▼▼▼
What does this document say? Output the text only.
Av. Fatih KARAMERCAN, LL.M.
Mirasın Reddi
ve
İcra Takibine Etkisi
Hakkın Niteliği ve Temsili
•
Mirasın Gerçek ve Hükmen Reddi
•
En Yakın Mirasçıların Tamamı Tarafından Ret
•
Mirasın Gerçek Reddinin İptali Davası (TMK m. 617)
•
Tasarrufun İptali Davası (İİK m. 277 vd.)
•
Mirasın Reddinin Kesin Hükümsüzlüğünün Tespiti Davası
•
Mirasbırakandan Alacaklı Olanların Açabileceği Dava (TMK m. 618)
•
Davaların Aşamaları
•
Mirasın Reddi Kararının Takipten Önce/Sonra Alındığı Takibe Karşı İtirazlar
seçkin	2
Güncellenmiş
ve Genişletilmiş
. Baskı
▲▲▲
Problem details:
Repeat the material in full, exactly as it stands.

Answer to the exercise:
What does this document say? Output the text only.
Av. Fatih KARAMERCAN, LL.M.
Mirasın Reddi
ve
İcra Takibine Etkisi
Hakkın Niteliği ve Temsili
•
Mirasın Gerçek ve Hükmen Reddi
•
En Yakın Mirasçıların Tamamı Tarafından Ret
•
Mirasın Gerçek Reddinin İptali Davası (TMK m. 617)
•
Tasarrufun İptali Davası (İİK m. 277 vd.)
•
Mirasın Reddinin Kesin Hükümsüzlüğünün Tespiti Davası
•
Mirasbırakandan Alacaklı Olanların Açabileceği Dava (TMK m. 618)
•
Davaların Aşamaları
•
Mirasın Reddi Kararının Takipten Önce/Sonra Alındığı Takibe Karşı İtirazlar
seçkin	2
Güncellenmiş
ve Genişletilmiş
. Baskı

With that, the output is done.